Rows from a figure dataset
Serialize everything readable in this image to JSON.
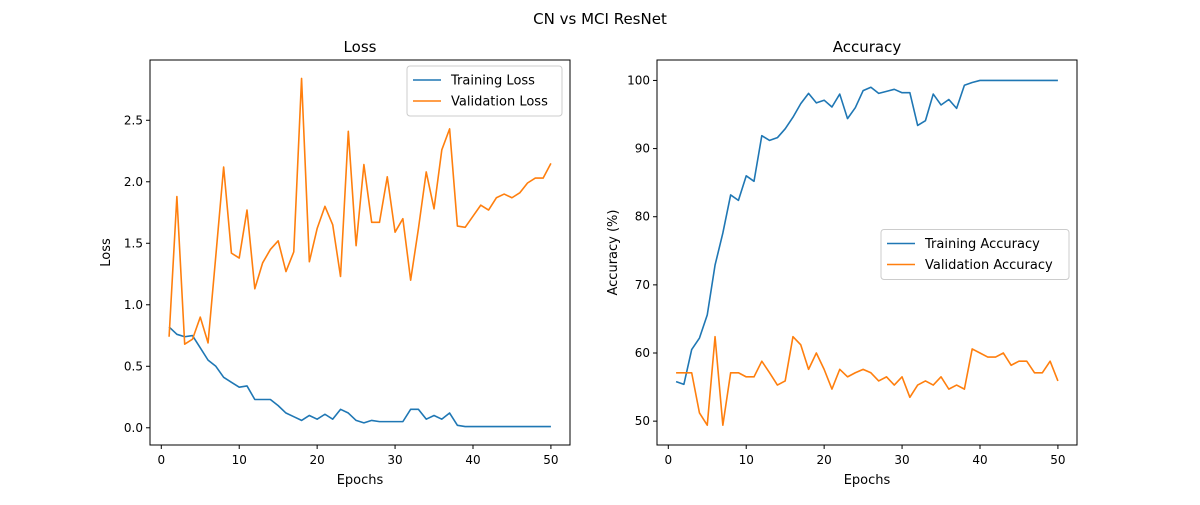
{
  "suptitle": "CN vs MCI ResNet",
  "chart_data": [
    {
      "type": "line",
      "title": "Loss",
      "xlabel": "Epochs",
      "ylabel": "Loss",
      "xlim": [
        -1.45,
        52.45
      ],
      "ylim": [
        -0.14,
        2.99
      ],
      "xticks": [
        0,
        10,
        20,
        30,
        40,
        50
      ],
      "yticks": [
        0.0,
        0.5,
        1.0,
        1.5,
        2.0,
        2.5
      ],
      "ytick_labels": [
        "0.0",
        "0.5",
        "1.0",
        "1.5",
        "2.0",
        "2.5"
      ],
      "grid": false,
      "legend": "top-right",
      "x": [
        1,
        2,
        3,
        4,
        5,
        6,
        7,
        8,
        9,
        10,
        11,
        12,
        13,
        14,
        15,
        16,
        17,
        18,
        19,
        20,
        21,
        22,
        23,
        24,
        25,
        26,
        27,
        28,
        29,
        30,
        31,
        32,
        33,
        34,
        35,
        36,
        37,
        38,
        39,
        40,
        41,
        42,
        43,
        44,
        45,
        46,
        47,
        48,
        49,
        50
      ],
      "series": [
        {
          "name": "Training Loss",
          "color": "#1f77b4",
          "values": [
            0.82,
            0.76,
            0.74,
            0.75,
            0.65,
            0.55,
            0.5,
            0.41,
            0.37,
            0.33,
            0.34,
            0.23,
            0.23,
            0.23,
            0.18,
            0.12,
            0.09,
            0.06,
            0.1,
            0.07,
            0.11,
            0.07,
            0.15,
            0.12,
            0.06,
            0.04,
            0.06,
            0.05,
            0.05,
            0.05,
            0.05,
            0.15,
            0.15,
            0.07,
            0.1,
            0.07,
            0.12,
            0.02,
            0.01,
            0.01,
            0.01,
            0.01,
            0.01,
            0.01,
            0.01,
            0.01,
            0.01,
            0.01,
            0.01,
            0.01
          ]
        },
        {
          "name": "Validation Loss",
          "color": "#ff7f0e",
          "values": [
            0.74,
            1.88,
            0.68,
            0.72,
            0.9,
            0.69,
            1.4,
            2.12,
            1.42,
            1.38,
            1.77,
            1.13,
            1.34,
            1.45,
            1.52,
            1.27,
            1.43,
            2.84,
            1.35,
            1.62,
            1.8,
            1.65,
            1.23,
            2.41,
            1.48,
            2.14,
            1.67,
            1.67,
            2.04,
            1.59,
            1.7,
            1.2,
            1.62,
            2.08,
            1.78,
            2.26,
            2.43,
            1.64,
            1.63,
            1.72,
            1.81,
            1.77,
            1.87,
            1.9,
            1.87,
            1.91,
            1.99,
            2.03,
            2.03,
            2.15
          ]
        }
      ]
    },
    {
      "type": "line",
      "title": "Accuracy",
      "xlabel": "Epochs",
      "ylabel": "Accuracy (%)",
      "xlim": [
        -1.45,
        52.45
      ],
      "ylim": [
        46.5,
        103.0
      ],
      "xticks": [
        0,
        10,
        20,
        30,
        40,
        50
      ],
      "yticks": [
        50,
        60,
        70,
        80,
        90,
        100
      ],
      "ytick_labels": [
        "50",
        "60",
        "70",
        "80",
        "90",
        "100"
      ],
      "grid": false,
      "legend": "center-right",
      "x": [
        1,
        2,
        3,
        4,
        5,
        6,
        7,
        8,
        9,
        10,
        11,
        12,
        13,
        14,
        15,
        16,
        17,
        18,
        19,
        20,
        21,
        22,
        23,
        24,
        25,
        26,
        27,
        28,
        29,
        30,
        31,
        32,
        33,
        34,
        35,
        36,
        37,
        38,
        39,
        40,
        41,
        42,
        43,
        44,
        45,
        46,
        47,
        48,
        49,
        50
      ],
      "series": [
        {
          "name": "Training Accuracy",
          "color": "#1f77b4",
          "values": [
            55.8,
            55.4,
            60.5,
            62.2,
            65.6,
            72.9,
            77.6,
            83.2,
            82.4,
            86.0,
            85.2,
            91.9,
            91.2,
            91.6,
            92.9,
            94.6,
            96.6,
            98.1,
            96.7,
            97.1,
            96.1,
            98.0,
            94.4,
            96.0,
            98.5,
            99.0,
            98.1,
            98.4,
            98.7,
            98.2,
            98.2,
            93.4,
            94.1,
            98.0,
            96.4,
            97.2,
            95.9,
            99.3,
            99.7,
            100,
            100,
            100,
            100,
            100,
            100,
            100,
            100,
            100,
            100,
            100
          ]
        },
        {
          "name": "Validation Accuracy",
          "color": "#ff7f0e",
          "values": [
            57.1,
            57.1,
            57.1,
            51.2,
            49.4,
            62.4,
            49.4,
            57.1,
            57.1,
            56.5,
            56.5,
            58.8,
            57.1,
            55.3,
            55.9,
            62.4,
            61.2,
            57.6,
            60.0,
            57.6,
            54.7,
            57.6,
            56.5,
            57.1,
            57.6,
            57.1,
            55.9,
            56.5,
            55.3,
            56.5,
            53.5,
            55.3,
            55.9,
            55.3,
            56.5,
            54.7,
            55.3,
            54.7,
            60.6,
            60.0,
            59.4,
            59.4,
            60.0,
            58.2,
            58.8,
            58.8,
            57.1,
            57.1,
            58.8,
            55.9
          ]
        }
      ]
    }
  ]
}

=== Task to carry out ===
Copy all the lines of data exactly as they appear, dropping any images.

=== Correct response ===
Serialize everything readable in this image to JSON.
{
  "suptitle": "CN vs MCI ResNet",
  "chart_data": [
    {
      "type": "line",
      "title": "Loss",
      "xlabel": "Epochs",
      "ylabel": "Loss",
      "xlim": [
        -1.45,
        52.45
      ],
      "ylim": [
        -0.14,
        2.99
      ],
      "xticks": [
        0,
        10,
        20,
        30,
        40,
        50
      ],
      "yticks": [
        0.0,
        0.5,
        1.0,
        1.5,
        2.0,
        2.5
      ],
      "ytick_labels": [
        "0.0",
        "0.5",
        "1.0",
        "1.5",
        "2.0",
        "2.5"
      ],
      "grid": false,
      "legend": "top-right",
      "x": [
        1,
        2,
        3,
        4,
        5,
        6,
        7,
        8,
        9,
        10,
        11,
        12,
        13,
        14,
        15,
        16,
        17,
        18,
        19,
        20,
        21,
        22,
        23,
        24,
        25,
        26,
        27,
        28,
        29,
        30,
        31,
        32,
        33,
        34,
        35,
        36,
        37,
        38,
        39,
        40,
        41,
        42,
        43,
        44,
        45,
        46,
        47,
        48,
        49,
        50
      ],
      "series": [
        {
          "name": "Training Loss",
          "color": "#1f77b4",
          "values": [
            0.82,
            0.76,
            0.74,
            0.75,
            0.65,
            0.55,
            0.5,
            0.41,
            0.37,
            0.33,
            0.34,
            0.23,
            0.23,
            0.23,
            0.18,
            0.12,
            0.09,
            0.06,
            0.1,
            0.07,
            0.11,
            0.07,
            0.15,
            0.12,
            0.06,
            0.04,
            0.06,
            0.05,
            0.05,
            0.05,
            0.05,
            0.15,
            0.15,
            0.07,
            0.1,
            0.07,
            0.12,
            0.02,
            0.01,
            0.01,
            0.01,
            0.01,
            0.01,
            0.01,
            0.01,
            0.01,
            0.01,
            0.01,
            0.01,
            0.01
          ]
        },
        {
          "name": "Validation Loss",
          "color": "#ff7f0e",
          "values": [
            0.74,
            1.88,
            0.68,
            0.72,
            0.9,
            0.69,
            1.4,
            2.12,
            1.42,
            1.38,
            1.77,
            1.13,
            1.34,
            1.45,
            1.52,
            1.27,
            1.43,
            2.84,
            1.35,
            1.62,
            1.8,
            1.65,
            1.23,
            2.41,
            1.48,
            2.14,
            1.67,
            1.67,
            2.04,
            1.59,
            1.7,
            1.2,
            1.62,
            2.08,
            1.78,
            2.26,
            2.43,
            1.64,
            1.63,
            1.72,
            1.81,
            1.77,
            1.87,
            1.9,
            1.87,
            1.91,
            1.99,
            2.03,
            2.03,
            2.15
          ]
        }
      ]
    },
    {
      "type": "line",
      "title": "Accuracy",
      "xlabel": "Epochs",
      "ylabel": "Accuracy (%)",
      "xlim": [
        -1.45,
        52.45
      ],
      "ylim": [
        46.5,
        103.0
      ],
      "xticks": [
        0,
        10,
        20,
        30,
        40,
        50
      ],
      "yticks": [
        50,
        60,
        70,
        80,
        90,
        100
      ],
      "ytick_labels": [
        "50",
        "60",
        "70",
        "80",
        "90",
        "100"
      ],
      "grid": false,
      "legend": "center-right",
      "x": [
        1,
        2,
        3,
        4,
        5,
        6,
        7,
        8,
        9,
        10,
        11,
        12,
        13,
        14,
        15,
        16,
        17,
        18,
        19,
        20,
        21,
        22,
        23,
        24,
        25,
        26,
        27,
        28,
        29,
        30,
        31,
        32,
        33,
        34,
        35,
        36,
        37,
        38,
        39,
        40,
        41,
        42,
        43,
        44,
        45,
        46,
        47,
        48,
        49,
        50
      ],
      "series": [
        {
          "name": "Training Accuracy",
          "color": "#1f77b4",
          "values": [
            55.8,
            55.4,
            60.5,
            62.2,
            65.6,
            72.9,
            77.6,
            83.2,
            82.4,
            86.0,
            85.2,
            91.9,
            91.2,
            91.6,
            92.9,
            94.6,
            96.6,
            98.1,
            96.7,
            97.1,
            96.1,
            98.0,
            94.4,
            96.0,
            98.5,
            99.0,
            98.1,
            98.4,
            98.7,
            98.2,
            98.2,
            93.4,
            94.1,
            98.0,
            96.4,
            97.2,
            95.9,
            99.3,
            99.7,
            100,
            100,
            100,
            100,
            100,
            100,
            100,
            100,
            100,
            100,
            100
          ]
        },
        {
          "name": "Validation Accuracy",
          "color": "#ff7f0e",
          "values": [
            57.1,
            57.1,
            57.1,
            51.2,
            49.4,
            62.4,
            49.4,
            57.1,
            57.1,
            56.5,
            56.5,
            58.8,
            57.1,
            55.3,
            55.9,
            62.4,
            61.2,
            57.6,
            60.0,
            57.6,
            54.7,
            57.6,
            56.5,
            57.1,
            57.6,
            57.1,
            55.9,
            56.5,
            55.3,
            56.5,
            53.5,
            55.3,
            55.9,
            55.3,
            56.5,
            54.7,
            55.3,
            54.7,
            60.6,
            60.0,
            59.4,
            59.4,
            60.0,
            58.2,
            58.8,
            58.8,
            57.1,
            57.1,
            58.8,
            55.9
          ]
        }
      ]
    }
  ]
}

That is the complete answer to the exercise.